(Task) From the records below, extract all the text exactly and leave the images behind.

[Start of Data for this task]

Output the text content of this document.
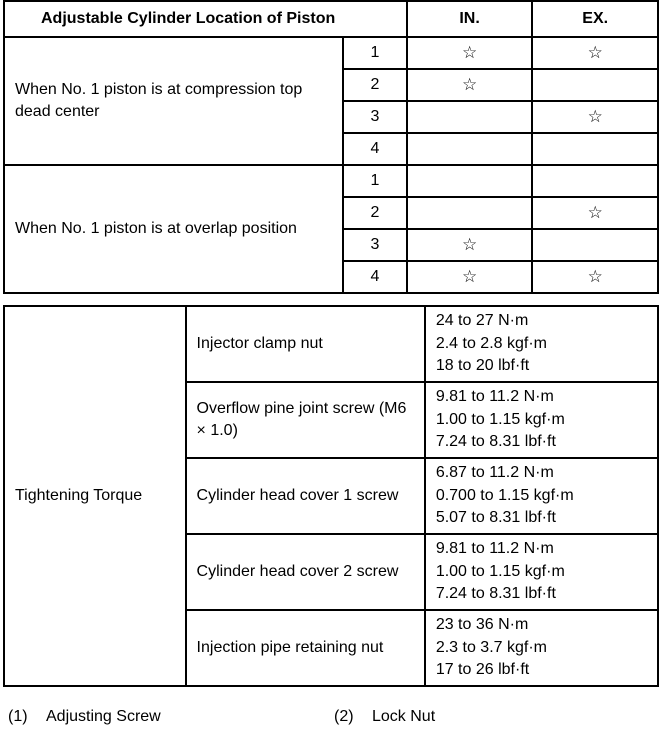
Adjustable Cylinder Location of Piston		IN.	EX.
When No. 1 piston is at compression top dead center	1	☆	☆
	2	☆	
	3		☆
	4		
When No. 1 piston is at overlap position	1		
	2		☆
	3	☆	
	4	☆	☆
Tightening Torque	Injector clamp nut	24 to 27 N·m
2.4 to 2.8 kgf·m
18 to 20 lbf·ft

	Overflow pine joint screw (M6 × 1.0)	9.81 to 11.2 N·m
1.00 to 1.15 kgf·m
7.24 to 8.31 lbf·ft

	Cylinder head cover 1 screw	6.87 to 11.2 N·m
0.700 to 1.15 kgf·m
5.07 to 8.31 lbf·ft

	Cylinder head cover 2 screw	9.81 to 11.2 N·m
1.00 to 1.15 kgf·m
7.24 to 8.31 lbf·ft

	Injection pipe retaining nut	23 to 36 N·m
2.3 to 3.7 kgf·m
17 to 26 lbf·ft
(1) Adjusting Screw	(2) Lock Nut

[End of Data for this task]

(Solution below)
Output the text content of this document.
Adjustable Cylinder Location of Piston		IN.	EX.
When No. 1 piston is at compression top dead center	1	☆	☆
	2	☆	
	3		☆
	4		
When No. 1 piston is at overlap position	1		
	2		☆
	3	☆	
	4	☆	☆
Tightening Torque	Injector clamp nut	24 to 27 N·m
2.4 to 2.8 kgf·m
18 to 20 lbf·ft

	Overflow pine joint screw (M6 × 1.0)	9.81 to 11.2 N·m
1.00 to 1.15 kgf·m
7.24 to 8.31 lbf·ft

	Cylinder head cover 1 screw	6.87 to 11.2 N·m
0.700 to 1.15 kgf·m
5.07 to 8.31 lbf·ft

	Cylinder head cover 2 screw	9.81 to 11.2 N·m
1.00 to 1.15 kgf·m
7.24 to 8.31 lbf·ft

	Injection pipe retaining nut	23 to 36 N·m
2.3 to 3.7 kgf·m
17 to 26 lbf·ft
(1) Adjusting Screw	(2) Lock Nut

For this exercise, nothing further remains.